TASK TO CARRY OUT
Search the listing below for the word "somos" and copy each line that holds it.

BEGIN DATA FOR THIS TASK

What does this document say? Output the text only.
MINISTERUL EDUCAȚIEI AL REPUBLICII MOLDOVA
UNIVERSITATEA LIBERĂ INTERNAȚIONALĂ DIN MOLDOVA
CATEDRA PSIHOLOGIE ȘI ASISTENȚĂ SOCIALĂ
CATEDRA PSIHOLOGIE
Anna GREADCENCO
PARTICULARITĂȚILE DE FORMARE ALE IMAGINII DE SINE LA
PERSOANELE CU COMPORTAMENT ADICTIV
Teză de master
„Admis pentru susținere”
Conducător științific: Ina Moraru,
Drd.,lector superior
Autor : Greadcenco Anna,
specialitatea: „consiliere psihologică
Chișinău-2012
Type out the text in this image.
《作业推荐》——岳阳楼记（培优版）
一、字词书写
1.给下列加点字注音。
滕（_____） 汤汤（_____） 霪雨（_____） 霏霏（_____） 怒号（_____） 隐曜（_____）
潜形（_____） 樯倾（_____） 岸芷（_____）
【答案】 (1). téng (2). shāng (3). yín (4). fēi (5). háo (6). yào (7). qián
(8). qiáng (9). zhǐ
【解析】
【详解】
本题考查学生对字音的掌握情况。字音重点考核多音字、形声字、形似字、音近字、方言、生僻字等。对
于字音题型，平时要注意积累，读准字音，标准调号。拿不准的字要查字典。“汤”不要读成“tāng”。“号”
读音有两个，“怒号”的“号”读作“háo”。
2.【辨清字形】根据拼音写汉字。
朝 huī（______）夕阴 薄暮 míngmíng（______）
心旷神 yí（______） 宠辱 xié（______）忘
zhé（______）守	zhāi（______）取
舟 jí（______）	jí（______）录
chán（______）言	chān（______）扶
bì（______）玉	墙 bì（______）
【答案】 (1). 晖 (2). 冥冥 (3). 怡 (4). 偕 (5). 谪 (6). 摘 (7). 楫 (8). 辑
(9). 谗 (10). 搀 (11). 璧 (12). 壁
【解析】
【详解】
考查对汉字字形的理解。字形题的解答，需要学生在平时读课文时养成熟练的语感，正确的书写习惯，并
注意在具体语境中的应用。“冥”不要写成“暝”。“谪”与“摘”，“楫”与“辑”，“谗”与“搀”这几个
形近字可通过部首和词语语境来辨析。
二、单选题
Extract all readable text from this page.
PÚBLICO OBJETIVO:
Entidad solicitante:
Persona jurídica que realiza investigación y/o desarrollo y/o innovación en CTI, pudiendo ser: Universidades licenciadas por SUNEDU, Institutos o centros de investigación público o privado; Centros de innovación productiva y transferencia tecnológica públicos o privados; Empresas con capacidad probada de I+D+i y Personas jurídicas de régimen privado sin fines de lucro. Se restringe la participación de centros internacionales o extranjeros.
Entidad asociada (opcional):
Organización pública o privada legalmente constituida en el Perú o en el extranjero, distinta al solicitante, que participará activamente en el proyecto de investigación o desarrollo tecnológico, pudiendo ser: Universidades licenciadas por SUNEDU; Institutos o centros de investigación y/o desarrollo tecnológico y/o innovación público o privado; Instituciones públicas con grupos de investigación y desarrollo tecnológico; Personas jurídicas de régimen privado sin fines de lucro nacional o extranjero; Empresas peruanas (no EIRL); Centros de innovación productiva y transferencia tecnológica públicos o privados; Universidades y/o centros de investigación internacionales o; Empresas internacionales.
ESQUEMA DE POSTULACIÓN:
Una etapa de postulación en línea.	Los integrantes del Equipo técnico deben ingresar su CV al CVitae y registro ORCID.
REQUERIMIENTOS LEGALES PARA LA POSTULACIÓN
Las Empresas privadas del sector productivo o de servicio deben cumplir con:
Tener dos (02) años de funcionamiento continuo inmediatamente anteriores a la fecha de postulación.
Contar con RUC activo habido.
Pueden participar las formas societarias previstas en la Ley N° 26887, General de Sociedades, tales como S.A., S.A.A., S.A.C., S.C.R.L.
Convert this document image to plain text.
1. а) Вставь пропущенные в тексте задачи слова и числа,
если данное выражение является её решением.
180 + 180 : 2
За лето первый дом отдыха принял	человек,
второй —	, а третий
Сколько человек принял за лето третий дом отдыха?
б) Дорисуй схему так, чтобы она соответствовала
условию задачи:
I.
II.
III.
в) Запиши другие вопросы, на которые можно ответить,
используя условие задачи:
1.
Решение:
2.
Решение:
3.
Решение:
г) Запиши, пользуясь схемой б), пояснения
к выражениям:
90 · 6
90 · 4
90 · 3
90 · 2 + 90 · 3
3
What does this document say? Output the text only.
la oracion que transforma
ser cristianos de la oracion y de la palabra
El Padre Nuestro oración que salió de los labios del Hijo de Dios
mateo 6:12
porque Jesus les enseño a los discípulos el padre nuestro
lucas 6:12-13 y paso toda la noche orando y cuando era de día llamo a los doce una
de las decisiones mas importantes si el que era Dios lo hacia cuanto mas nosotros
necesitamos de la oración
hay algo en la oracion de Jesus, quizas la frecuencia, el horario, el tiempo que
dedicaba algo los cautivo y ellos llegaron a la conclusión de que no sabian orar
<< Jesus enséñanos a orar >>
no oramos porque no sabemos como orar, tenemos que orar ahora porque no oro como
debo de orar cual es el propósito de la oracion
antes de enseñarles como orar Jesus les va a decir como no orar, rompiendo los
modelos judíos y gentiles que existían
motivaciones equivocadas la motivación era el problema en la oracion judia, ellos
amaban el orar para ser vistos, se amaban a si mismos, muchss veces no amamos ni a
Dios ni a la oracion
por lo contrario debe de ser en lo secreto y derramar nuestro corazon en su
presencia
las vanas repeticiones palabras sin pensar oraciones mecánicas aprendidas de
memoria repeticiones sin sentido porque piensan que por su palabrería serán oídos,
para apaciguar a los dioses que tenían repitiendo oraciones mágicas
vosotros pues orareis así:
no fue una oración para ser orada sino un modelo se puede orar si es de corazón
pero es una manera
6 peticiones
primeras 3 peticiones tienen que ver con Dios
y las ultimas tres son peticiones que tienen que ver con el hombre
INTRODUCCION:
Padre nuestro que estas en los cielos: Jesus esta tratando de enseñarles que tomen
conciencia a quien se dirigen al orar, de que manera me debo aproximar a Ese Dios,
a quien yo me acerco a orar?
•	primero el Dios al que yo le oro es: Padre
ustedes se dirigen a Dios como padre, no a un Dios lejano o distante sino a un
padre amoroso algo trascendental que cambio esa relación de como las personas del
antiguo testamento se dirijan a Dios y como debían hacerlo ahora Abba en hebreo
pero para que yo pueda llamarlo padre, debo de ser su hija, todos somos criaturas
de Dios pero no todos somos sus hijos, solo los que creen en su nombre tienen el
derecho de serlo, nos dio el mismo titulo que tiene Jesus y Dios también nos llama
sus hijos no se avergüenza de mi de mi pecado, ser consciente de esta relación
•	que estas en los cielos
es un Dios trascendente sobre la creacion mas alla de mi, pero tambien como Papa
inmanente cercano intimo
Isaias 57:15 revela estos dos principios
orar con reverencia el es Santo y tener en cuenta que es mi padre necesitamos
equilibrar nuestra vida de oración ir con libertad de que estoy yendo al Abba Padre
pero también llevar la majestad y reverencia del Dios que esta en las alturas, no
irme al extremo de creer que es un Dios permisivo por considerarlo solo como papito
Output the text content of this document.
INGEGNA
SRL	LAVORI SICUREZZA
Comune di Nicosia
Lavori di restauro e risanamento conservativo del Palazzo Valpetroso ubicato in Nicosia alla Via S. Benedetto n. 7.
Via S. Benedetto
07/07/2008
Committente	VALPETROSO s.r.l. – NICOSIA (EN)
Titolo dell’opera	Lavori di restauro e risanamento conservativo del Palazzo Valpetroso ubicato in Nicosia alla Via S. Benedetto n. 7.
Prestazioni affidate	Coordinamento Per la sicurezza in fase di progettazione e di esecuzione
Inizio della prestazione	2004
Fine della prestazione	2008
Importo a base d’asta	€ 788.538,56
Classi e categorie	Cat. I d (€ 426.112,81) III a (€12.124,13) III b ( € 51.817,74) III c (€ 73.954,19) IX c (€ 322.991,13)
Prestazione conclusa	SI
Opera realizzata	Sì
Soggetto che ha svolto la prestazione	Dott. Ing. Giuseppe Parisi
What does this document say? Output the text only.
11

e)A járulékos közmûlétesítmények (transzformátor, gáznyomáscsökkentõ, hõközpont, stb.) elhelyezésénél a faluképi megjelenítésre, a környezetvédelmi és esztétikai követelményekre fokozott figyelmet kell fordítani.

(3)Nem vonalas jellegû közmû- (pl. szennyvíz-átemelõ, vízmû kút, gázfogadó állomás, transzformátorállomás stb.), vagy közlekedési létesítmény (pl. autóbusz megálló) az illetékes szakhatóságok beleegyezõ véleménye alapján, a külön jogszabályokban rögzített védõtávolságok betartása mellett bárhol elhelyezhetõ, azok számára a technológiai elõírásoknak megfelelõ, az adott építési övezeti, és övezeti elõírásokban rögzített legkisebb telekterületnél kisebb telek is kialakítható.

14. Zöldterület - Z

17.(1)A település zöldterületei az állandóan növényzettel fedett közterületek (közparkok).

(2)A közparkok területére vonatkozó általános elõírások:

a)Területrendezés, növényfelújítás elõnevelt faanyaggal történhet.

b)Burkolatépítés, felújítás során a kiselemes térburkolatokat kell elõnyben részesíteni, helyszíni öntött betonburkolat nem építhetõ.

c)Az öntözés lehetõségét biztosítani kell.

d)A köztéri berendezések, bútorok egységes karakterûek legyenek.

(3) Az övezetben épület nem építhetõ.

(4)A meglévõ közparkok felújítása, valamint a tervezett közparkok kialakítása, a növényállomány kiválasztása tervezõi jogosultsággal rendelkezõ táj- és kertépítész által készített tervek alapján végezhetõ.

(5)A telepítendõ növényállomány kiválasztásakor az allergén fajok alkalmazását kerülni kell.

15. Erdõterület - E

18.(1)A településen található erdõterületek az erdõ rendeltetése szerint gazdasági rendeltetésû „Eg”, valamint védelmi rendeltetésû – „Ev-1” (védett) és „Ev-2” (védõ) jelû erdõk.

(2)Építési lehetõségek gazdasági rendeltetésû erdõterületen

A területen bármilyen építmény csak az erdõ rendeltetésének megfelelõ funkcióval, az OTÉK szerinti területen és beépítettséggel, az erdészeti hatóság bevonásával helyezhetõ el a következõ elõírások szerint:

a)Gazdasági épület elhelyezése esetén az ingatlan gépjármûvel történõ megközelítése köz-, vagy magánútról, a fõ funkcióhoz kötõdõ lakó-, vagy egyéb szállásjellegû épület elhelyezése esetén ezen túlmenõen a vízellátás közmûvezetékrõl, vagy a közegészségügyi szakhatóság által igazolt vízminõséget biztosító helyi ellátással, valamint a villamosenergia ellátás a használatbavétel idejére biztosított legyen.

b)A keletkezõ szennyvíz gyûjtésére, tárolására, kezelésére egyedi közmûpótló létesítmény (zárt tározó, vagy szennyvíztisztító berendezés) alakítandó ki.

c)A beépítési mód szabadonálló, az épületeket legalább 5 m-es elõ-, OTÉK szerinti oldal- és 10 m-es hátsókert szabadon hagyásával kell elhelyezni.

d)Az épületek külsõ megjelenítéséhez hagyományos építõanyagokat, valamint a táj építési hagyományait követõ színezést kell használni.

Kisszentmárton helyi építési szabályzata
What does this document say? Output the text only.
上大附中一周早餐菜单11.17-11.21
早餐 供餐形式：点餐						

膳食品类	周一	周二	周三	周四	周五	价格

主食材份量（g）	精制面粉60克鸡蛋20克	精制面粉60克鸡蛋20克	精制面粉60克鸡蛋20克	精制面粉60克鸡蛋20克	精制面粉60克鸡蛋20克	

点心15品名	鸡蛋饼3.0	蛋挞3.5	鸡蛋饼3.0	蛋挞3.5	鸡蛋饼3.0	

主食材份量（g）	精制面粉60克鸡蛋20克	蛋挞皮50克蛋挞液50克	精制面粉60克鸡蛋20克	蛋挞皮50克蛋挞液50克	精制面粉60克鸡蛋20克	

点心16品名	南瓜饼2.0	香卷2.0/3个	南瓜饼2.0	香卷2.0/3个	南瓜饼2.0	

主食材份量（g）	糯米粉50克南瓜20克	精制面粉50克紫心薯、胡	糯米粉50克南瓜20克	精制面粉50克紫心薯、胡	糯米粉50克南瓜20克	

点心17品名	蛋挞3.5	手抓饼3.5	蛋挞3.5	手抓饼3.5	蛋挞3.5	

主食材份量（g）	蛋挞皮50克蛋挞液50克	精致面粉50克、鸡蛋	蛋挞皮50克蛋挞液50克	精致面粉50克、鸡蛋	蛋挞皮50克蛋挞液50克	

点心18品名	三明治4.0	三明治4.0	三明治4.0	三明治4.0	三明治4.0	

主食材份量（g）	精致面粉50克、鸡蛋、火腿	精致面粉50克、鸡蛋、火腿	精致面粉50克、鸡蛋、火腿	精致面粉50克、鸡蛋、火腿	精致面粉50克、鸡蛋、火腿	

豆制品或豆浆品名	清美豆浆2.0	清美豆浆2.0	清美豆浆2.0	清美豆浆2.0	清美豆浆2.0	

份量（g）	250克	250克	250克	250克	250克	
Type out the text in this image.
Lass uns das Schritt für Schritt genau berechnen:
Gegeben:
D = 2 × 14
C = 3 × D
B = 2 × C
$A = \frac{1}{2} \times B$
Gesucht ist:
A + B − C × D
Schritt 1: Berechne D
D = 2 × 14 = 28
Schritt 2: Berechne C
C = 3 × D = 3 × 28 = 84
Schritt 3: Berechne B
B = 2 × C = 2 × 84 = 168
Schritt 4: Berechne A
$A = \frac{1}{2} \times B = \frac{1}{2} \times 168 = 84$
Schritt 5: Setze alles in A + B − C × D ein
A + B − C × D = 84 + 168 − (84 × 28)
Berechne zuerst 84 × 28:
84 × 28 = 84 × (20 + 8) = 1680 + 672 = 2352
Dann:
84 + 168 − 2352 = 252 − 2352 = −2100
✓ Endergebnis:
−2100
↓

END DATA FOR THIS TASK

SOLUTION FOR THIS EXERCISE
pero para que yo pueda llamarlo padre, debo de ser su hija, todos somos criaturas
de Dios pero no todos somos sus hijos, solo los que creen en su nombre tienen el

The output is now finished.